> [RECORD EXCERPTS]
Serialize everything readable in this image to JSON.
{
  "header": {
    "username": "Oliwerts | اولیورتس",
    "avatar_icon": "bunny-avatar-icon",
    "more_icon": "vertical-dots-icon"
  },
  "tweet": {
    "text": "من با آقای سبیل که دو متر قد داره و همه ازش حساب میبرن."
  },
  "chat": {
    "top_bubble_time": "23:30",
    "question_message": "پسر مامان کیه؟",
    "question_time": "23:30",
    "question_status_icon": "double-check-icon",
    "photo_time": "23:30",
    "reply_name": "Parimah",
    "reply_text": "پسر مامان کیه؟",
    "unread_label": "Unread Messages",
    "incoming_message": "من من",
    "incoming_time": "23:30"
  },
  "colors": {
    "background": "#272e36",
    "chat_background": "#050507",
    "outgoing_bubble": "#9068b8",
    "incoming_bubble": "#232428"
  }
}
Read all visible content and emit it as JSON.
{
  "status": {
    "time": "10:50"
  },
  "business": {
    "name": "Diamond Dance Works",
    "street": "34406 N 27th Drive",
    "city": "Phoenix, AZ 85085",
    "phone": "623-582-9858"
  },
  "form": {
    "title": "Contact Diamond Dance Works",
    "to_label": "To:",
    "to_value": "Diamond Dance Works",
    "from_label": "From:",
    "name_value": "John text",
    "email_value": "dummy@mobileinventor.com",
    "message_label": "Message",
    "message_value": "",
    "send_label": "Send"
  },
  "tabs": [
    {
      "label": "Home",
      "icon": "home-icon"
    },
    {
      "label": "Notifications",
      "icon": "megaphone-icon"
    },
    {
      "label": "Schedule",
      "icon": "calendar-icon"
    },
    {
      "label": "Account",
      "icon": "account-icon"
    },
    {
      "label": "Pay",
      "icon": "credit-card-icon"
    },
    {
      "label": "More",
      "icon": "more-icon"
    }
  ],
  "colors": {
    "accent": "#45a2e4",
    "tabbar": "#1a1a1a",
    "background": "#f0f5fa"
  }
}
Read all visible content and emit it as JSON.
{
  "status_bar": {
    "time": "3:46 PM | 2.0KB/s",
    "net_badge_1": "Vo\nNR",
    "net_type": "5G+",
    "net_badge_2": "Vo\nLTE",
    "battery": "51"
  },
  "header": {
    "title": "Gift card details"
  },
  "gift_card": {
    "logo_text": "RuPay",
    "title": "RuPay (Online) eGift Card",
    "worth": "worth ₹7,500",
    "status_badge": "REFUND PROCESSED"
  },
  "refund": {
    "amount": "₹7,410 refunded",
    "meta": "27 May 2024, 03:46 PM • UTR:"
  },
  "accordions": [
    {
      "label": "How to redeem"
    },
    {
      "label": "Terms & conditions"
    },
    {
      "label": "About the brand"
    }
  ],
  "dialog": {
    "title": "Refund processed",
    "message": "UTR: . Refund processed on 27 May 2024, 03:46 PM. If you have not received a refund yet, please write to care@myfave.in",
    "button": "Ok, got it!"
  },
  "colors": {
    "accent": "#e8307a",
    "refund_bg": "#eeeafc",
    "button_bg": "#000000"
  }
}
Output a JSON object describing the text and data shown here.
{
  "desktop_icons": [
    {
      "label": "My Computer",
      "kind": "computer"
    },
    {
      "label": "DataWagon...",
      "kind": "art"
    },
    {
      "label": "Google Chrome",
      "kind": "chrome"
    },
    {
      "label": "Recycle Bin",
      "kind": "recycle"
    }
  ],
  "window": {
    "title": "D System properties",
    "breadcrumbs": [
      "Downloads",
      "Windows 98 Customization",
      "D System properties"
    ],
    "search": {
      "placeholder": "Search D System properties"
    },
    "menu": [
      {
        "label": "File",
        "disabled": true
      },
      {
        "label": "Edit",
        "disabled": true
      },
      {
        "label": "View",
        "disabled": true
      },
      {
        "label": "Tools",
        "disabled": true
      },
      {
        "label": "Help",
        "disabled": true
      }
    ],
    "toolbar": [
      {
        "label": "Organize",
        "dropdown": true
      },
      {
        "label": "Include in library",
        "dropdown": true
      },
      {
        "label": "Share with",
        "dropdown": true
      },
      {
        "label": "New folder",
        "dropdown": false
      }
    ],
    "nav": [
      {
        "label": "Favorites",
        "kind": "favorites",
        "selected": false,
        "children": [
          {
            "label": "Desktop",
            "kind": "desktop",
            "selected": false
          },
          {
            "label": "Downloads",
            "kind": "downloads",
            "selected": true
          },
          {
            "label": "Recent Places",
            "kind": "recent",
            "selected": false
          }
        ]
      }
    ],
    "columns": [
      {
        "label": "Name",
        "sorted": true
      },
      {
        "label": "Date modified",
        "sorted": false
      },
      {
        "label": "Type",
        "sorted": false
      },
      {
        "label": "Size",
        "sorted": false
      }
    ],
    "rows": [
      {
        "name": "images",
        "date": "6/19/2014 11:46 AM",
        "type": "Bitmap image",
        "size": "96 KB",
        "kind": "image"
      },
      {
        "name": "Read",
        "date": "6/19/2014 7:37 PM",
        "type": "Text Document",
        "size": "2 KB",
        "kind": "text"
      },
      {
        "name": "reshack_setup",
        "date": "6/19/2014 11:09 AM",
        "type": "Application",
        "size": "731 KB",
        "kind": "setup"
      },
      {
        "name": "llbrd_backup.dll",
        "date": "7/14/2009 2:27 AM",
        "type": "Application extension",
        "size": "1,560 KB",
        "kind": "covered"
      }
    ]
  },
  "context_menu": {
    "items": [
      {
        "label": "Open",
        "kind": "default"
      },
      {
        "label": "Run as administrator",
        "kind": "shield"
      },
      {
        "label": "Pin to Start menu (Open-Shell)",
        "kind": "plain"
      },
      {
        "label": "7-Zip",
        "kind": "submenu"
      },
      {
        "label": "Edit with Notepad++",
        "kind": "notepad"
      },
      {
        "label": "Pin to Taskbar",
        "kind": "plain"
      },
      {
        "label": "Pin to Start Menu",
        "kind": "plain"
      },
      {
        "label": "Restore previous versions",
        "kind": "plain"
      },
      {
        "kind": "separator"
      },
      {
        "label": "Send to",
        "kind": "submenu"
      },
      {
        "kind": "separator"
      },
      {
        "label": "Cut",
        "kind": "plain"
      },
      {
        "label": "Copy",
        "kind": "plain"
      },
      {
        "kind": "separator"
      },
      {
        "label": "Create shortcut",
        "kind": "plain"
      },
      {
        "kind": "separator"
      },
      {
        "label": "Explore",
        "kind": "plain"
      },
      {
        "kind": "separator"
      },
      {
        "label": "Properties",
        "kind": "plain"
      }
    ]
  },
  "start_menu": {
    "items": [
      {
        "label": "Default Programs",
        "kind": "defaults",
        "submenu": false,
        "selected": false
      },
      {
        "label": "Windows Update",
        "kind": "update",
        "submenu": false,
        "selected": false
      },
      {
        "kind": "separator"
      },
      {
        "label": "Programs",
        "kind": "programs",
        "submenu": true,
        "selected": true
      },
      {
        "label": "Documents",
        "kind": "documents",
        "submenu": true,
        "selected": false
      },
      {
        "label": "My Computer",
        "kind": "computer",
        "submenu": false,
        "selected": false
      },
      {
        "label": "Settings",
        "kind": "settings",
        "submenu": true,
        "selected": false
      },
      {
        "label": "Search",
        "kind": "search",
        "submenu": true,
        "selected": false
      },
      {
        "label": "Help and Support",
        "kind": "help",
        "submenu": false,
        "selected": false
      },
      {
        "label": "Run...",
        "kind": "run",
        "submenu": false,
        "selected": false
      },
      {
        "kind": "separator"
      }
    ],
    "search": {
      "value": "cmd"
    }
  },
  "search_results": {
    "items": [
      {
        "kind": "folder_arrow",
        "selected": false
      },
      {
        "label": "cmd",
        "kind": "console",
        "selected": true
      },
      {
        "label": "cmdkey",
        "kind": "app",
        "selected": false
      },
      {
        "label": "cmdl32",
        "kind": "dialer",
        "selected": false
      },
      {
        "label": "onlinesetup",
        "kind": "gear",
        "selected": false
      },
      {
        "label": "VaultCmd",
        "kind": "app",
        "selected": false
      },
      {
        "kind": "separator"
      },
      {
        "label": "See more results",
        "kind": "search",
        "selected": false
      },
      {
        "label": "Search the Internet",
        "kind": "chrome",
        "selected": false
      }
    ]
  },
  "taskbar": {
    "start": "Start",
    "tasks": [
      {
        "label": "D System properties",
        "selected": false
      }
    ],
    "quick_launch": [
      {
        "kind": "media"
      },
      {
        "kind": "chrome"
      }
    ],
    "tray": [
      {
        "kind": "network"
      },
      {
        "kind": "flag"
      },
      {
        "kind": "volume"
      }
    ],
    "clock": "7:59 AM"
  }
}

> [WHAT YOU WILL DO] Say how many lines of the listing above contain "Diamond", with no other words.

> [OUTPUT] 3